<<<<

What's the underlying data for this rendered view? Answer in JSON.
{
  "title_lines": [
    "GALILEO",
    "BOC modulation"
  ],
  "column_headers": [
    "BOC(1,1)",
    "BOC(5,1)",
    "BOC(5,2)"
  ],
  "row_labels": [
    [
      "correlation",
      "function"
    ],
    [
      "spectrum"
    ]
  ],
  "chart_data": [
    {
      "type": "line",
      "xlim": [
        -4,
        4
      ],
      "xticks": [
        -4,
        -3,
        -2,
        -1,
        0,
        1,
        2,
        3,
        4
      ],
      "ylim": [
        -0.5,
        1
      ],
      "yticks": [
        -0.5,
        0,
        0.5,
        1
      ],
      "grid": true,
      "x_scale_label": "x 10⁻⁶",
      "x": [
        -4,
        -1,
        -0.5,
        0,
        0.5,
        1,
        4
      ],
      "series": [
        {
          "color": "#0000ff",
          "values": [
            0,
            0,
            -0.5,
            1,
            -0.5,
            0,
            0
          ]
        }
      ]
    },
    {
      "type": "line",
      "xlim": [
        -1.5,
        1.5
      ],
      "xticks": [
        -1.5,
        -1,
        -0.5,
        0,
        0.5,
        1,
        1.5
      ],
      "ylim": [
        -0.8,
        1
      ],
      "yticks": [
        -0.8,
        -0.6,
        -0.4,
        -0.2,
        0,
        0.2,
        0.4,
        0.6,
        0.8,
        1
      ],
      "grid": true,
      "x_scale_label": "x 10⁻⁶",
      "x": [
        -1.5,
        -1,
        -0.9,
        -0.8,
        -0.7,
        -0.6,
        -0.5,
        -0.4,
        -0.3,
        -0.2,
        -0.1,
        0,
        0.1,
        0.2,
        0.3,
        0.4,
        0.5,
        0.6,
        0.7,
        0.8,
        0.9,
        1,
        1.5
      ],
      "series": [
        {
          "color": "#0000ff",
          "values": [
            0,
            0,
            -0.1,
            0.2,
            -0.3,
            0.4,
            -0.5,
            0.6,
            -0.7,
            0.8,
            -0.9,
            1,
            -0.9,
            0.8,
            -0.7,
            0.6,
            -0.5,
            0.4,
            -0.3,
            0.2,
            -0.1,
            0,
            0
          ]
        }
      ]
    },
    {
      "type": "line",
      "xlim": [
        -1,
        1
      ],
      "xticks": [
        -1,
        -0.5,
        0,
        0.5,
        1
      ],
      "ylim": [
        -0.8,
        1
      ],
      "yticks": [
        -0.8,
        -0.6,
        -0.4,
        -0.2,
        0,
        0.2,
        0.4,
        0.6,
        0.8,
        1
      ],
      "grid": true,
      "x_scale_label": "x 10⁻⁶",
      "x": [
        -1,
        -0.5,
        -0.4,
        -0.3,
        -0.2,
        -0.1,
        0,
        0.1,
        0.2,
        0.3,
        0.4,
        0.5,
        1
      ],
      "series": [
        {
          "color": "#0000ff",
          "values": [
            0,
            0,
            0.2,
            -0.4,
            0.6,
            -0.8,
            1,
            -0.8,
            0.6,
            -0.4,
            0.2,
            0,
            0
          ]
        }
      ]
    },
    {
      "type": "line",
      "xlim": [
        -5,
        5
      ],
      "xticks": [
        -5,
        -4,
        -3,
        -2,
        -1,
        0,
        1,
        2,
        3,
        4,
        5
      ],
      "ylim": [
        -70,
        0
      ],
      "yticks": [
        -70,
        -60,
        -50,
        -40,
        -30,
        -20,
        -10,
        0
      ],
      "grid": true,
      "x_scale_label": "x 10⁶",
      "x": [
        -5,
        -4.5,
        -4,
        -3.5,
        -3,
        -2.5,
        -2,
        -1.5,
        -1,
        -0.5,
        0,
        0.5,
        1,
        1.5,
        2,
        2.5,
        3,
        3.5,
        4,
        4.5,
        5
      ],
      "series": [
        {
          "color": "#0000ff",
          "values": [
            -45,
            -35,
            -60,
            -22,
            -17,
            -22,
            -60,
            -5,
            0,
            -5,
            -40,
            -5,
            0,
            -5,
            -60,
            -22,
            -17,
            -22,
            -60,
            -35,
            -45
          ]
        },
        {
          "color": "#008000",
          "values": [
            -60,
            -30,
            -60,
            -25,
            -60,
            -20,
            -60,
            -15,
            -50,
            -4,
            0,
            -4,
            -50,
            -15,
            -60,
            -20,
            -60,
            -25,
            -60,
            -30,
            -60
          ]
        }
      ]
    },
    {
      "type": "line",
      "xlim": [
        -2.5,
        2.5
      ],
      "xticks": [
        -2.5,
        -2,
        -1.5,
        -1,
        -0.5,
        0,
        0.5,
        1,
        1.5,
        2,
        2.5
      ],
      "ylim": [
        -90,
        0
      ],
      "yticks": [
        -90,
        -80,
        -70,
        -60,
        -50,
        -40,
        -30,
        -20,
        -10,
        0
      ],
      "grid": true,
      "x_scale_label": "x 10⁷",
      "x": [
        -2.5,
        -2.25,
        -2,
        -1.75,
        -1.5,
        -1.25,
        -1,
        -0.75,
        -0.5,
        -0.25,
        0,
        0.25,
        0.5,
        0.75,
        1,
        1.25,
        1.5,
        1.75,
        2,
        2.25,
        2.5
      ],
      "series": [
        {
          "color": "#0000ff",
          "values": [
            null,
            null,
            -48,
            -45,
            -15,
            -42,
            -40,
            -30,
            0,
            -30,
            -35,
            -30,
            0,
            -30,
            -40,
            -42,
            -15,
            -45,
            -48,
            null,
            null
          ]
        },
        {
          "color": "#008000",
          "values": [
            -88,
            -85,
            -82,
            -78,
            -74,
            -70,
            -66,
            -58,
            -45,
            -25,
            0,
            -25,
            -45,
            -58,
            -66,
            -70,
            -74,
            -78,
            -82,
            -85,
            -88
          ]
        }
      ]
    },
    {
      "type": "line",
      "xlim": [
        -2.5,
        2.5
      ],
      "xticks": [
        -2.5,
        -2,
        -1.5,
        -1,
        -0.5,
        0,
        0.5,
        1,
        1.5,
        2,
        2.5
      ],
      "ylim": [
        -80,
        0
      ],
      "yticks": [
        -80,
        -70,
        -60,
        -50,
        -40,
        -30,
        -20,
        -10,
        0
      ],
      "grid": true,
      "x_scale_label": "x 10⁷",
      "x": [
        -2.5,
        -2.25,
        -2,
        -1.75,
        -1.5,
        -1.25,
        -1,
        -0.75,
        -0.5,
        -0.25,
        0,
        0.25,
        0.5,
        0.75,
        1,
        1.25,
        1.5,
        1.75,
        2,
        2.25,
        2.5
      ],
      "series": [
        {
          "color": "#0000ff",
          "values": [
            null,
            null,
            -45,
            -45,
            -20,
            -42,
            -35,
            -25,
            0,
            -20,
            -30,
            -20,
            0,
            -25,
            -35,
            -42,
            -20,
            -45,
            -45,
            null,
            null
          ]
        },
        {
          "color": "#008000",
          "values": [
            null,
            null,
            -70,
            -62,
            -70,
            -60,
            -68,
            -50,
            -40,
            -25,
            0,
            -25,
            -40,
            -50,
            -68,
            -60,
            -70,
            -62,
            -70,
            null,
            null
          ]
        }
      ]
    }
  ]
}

>>>>

**What you will do**
All of the entries must be quoted exactly; please include each one.

**Written reply**
What's the underlying data for this rendered view? Answer in JSON.
{
  "title_lines": [
    "GALILEO",
    "BOC modulation"
  ],
  "column_headers": [
    "BOC(1,1)",
    "BOC(5,1)",
    "BOC(5,2)"
  ],
  "row_labels": [
    [
      "correlation",
      "function"
    ],
    [
      "spectrum"
    ]
  ],
  "chart_data": [
    {
      "type": "line",
      "xlim": [
        -4,
        4
      ],
      "xticks": [
        -4,
        -3,
        -2,
        -1,
        0,
        1,
        2,
        3,
        4
      ],
      "ylim": [
        -0.5,
        1
      ],
      "yticks": [
        -0.5,
        0,
        0.5,
        1
      ],
      "grid": true,
      "x_scale_label": "x 10⁻⁶",
      "x": [
        -4,
        -1,
        -0.5,
        0,
        0.5,
        1,
        4
      ],
      "series": [
        {
          "color": "#0000ff",
          "values": [
            0,
            0,
            -0.5,
            1,
            -0.5,
            0,
            0
          ]
        }
      ]
    },
    {
      "type": "line",
      "xlim": [
        -1.5,
        1.5
      ],
      "xticks": [
        -1.5,
        -1,
        -0.5,
        0,
        0.5,
        1,
        1.5
      ],
      "ylim": [
        -0.8,
        1
      ],
      "yticks": [
        -0.8,
        -0.6,
        -0.4,
        -0.2,
        0,
        0.2,
        0.4,
        0.6,
        0.8,
        1
      ],
      "grid": true,
      "x_scale_label": "x 10⁻⁶",
      "x": [
        -1.5,
        -1,
        -0.9,
        -0.8,
        -0.7,
        -0.6,
        -0.5,
        -0.4,
        -0.3,
        -0.2,
        -0.1,
        0,
        0.1,
        0.2,
        0.3,
        0.4,
        0.5,
        0.6,
        0.7,
        0.8,
        0.9,
        1,
        1.5
      ],
      "series": [
        {
          "color": "#0000ff",
          "values": [
            0,
            0,
            -0.1,
            0.2,
            -0.3,
            0.4,
            -0.5,
            0.6,
            -0.7,
            0.8,
            -0.9,
            1,
            -0.9,
            0.8,
            -0.7,
            0.6,
            -0.5,
            0.4,
            -0.3,
            0.2,
            -0.1,
            0,
            0
          ]
        }
      ]
    },
    {
      "type": "line",
      "xlim": [
        -1,
        1
      ],
      "xticks": [
        -1,
        -0.5,
        0,
        0.5,
        1
      ],
      "ylim": [
        -0.8,
        1
      ],
      "yticks": [
        -0.8,
        -0.6,
        -0.4,
        -0.2,
        0,
        0.2,
        0.4,
        0.6,
        0.8,
        1
      ],
      "grid": true,
      "x_scale_label": "x 10⁻⁶",
      "x": [
        -1,
        -0.5,
        -0.4,
        -0.3,
        -0.2,
        -0.1,
        0,
        0.1,
        0.2,
        0.3,
        0.4,
        0.5,
        1
      ],
      "series": [
        {
          "color": "#0000ff",
          "values": [
            0,
            0,
            0.2,
            -0.4,
            0.6,
            -0.8,
            1,
            -0.8,
            0.6,
            -0.4,
            0.2,
            0,
            0
          ]
        }
      ]
    },
    {
      "type": "line",
      "xlim": [
        -5,
        5
      ],
      "xticks": [
        -5,
        -4,
        -3,
        -2,
        -1,
        0,
        1,
        2,
        3,
        4,
        5
      ],
      "ylim": [
        -70,
        0
      ],
      "yticks": [
        -70,
        -60,
        -50,
        -40,
        -30,
        -20,
        -10,
        0
      ],
      "grid": true,
      "x_scale_label": "x 10⁶",
      "x": [
        -5,
        -4.5,
        -4,
        -3.5,
        -3,
        -2.5,
        -2,
        -1.5,
        -1,
        -0.5,
        0,
        0.5,
        1,
        1.5,
        2,
        2.5,
        3,
        3.5,
        4,
        4.5,
        5
      ],
      "series": [
        {
          "color": "#0000ff",
          "values": [
            -45,
            -35,
            -60,
            -22,
            -17,
            -22,
            -60,
            -5,
            0,
            -5,
            -40,
            -5,
            0,
            -5,
            -60,
            -22,
            -17,
            -22,
            -60,
            -35,
            -45
          ]
        },
        {
          "color": "#008000",
          "values": [
            -60,
            -30,
            -60,
            -25,
            -60,
            -20,
            -60,
            -15,
            -50,
            -4,
            0,
            -4,
            -50,
            -15,
            -60,
            -20,
            -60,
            -25,
            -60,
            -30,
            -60
          ]
        }
      ]
    },
    {
      "type": "line",
      "xlim": [
        -2.5,
        2.5
      ],
      "xticks": [
        -2.5,
        -2,
        -1.5,
        -1,
        -0.5,
        0,
        0.5,
        1,
        1.5,
        2,
        2.5
      ],
      "ylim": [
        -90,
        0
      ],
      "yticks": [
        -90,
        -80,
        -70,
        -60,
        -50,
        -40,
        -30,
        -20,
        -10,
        0
      ],
      "grid": true,
      "x_scale_label": "x 10⁷",
      "x": [
        -2.5,
        -2.25,
        -2,
        -1.75,
        -1.5,
        -1.25,
        -1,
        -0.75,
        -0.5,
        -0.25,
        0,
        0.25,
        0.5,
        0.75,
        1,
        1.25,
        1.5,
        1.75,
        2,
        2.25,
        2.5
      ],
      "series": [
        {
          "color": "#0000ff",
          "values": [
            null,
            null,
            -48,
            -45,
            -15,
            -42,
            -40,
            -30,
            0,
            -30,
            -35,
            -30,
            0,
            -30,
            -40,
            -42,
            -15,
            -45,
            -48,
            null,
            null
          ]
        },
        {
          "color": "#008000",
          "values": [
            -88,
            -85,
            -82,
            -78,
            -74,
            -70,
            -66,
            -58,
            -45,
            -25,
            0,
            -25,
            -45,
            -58,
            -66,
            -70,
            -74,
            -78,
            -82,
            -85,
            -88
          ]
        }
      ]
    },
    {
      "type": "line",
      "xlim": [
        -2.5,
        2.5
      ],
      "xticks": [
        -2.5,
        -2,
        -1.5,
        -1,
        -0.5,
        0,
        0.5,
        1,
        1.5,
        2,
        2.5
      ],
      "ylim": [
        -80,
        0
      ],
      "yticks": [
        -80,
        -70,
        -60,
        -50,
        -40,
        -30,
        -20,
        -10,
        0
      ],
      "grid": true,
      "x_scale_label": "x 10⁷",
      "x": [
        -2.5,
        -2.25,
        -2,
        -1.75,
        -1.5,
        -1.25,
        -1,
        -0.75,
        -0.5,
        -0.25,
        0,
        0.25,
        0.5,
        0.75,
        1,
        1.25,
        1.5,
        1.75,
        2,
        2.25,
        2.5
      ],
      "series": [
        {
          "color": "#0000ff",
          "values": [
            null,
            null,
            -45,
            -45,
            -20,
            -42,
            -35,
            -25,
            0,
            -20,
            -30,
            -20,
            0,
            -25,
            -35,
            -42,
            -20,
            -45,
            -45,
            null,
            null
          ]
        },
        {
          "color": "#008000",
          "values": [
            null,
            null,
            -70,
            -62,
            -70,
            -60,
            -68,
            -50,
            -40,
            -25,
            0,
            -25,
            -40,
            -50,
            -68,
            -60,
            -70,
            -62,
            -70,
            null,
            null
          ]
        }
      ]
    }
  ]
}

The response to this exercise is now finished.